BEGIN RECORDED INFORMATION

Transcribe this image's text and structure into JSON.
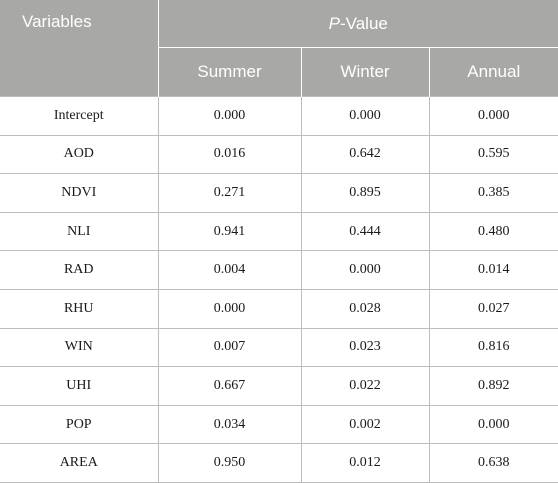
{
  "header": {
    "variables_label": "Variables",
    "pvalue_prefix": "P",
    "pvalue_suffix": "-Value",
    "columns": [
      "Summer",
      "Winter",
      "Annual"
    ]
  },
  "rows": [
    {
      "variable": "Intercept",
      "summer": "0.000",
      "winter": "0.000",
      "annual": "0.000"
    },
    {
      "variable": "AOD",
      "summer": "0.016",
      "winter": "0.642",
      "annual": "0.595"
    },
    {
      "variable": "NDVI",
      "summer": "0.271",
      "winter": "0.895",
      "annual": "0.385"
    },
    {
      "variable": "NLI",
      "summer": "0.941",
      "winter": "0.444",
      "annual": "0.480"
    },
    {
      "variable": "RAD",
      "summer": "0.004",
      "winter": "0.000",
      "annual": "0.014"
    },
    {
      "variable": "RHU",
      "summer": "0.000",
      "winter": "0.028",
      "annual": "0.027"
    },
    {
      "variable": "WIN",
      "summer": "0.007",
      "winter": "0.023",
      "annual": "0.816"
    },
    {
      "variable": "UHI",
      "summer": "0.667",
      "winter": "0.022",
      "annual": "0.892"
    },
    {
      "variable": "POP",
      "summer": "0.034",
      "winter": "0.002",
      "annual": "0.000"
    },
    {
      "variable": "AREA",
      "summer": "0.950",
      "winter": "0.012",
      "annual": "0.638"
    }
  ],
  "colors": {
    "header_bg": "#a8a8a6",
    "header_text": "#ffffff",
    "grid": "#bdbdbd"
  }
}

END RECORDED INFORMATION

Reproduce the entries exactly. Do not carry over any picture.

TASK RESPONSE
Transcribe this image's text and structure into JSON.
{
  "header": {
    "variables_label": "Variables",
    "pvalue_prefix": "P",
    "pvalue_suffix": "-Value",
    "columns": [
      "Summer",
      "Winter",
      "Annual"
    ]
  },
  "rows": [
    {
      "variable": "Intercept",
      "summer": "0.000",
      "winter": "0.000",
      "annual": "0.000"
    },
    {
      "variable": "AOD",
      "summer": "0.016",
      "winter": "0.642",
      "annual": "0.595"
    },
    {
      "variable": "NDVI",
      "summer": "0.271",
      "winter": "0.895",
      "annual": "0.385"
    },
    {
      "variable": "NLI",
      "summer": "0.941",
      "winter": "0.444",
      "annual": "0.480"
    },
    {
      "variable": "RAD",
      "summer": "0.004",
      "winter": "0.000",
      "annual": "0.014"
    },
    {
      "variable": "RHU",
      "summer": "0.000",
      "winter": "0.028",
      "annual": "0.027"
    },
    {
      "variable": "WIN",
      "summer": "0.007",
      "winter": "0.023",
      "annual": "0.816"
    },
    {
      "variable": "UHI",
      "summer": "0.667",
      "winter": "0.022",
      "annual": "0.892"
    },
    {
      "variable": "POP",
      "summer": "0.034",
      "winter": "0.002",
      "annual": "0.000"
    },
    {
      "variable": "AREA",
      "summer": "0.950",
      "winter": "0.012",
      "annual": "0.638"
    }
  ],
  "colors": {
    "header_bg": "#a8a8a6",
    "header_text": "#ffffff",
    "grid": "#bdbdbd"
  }
}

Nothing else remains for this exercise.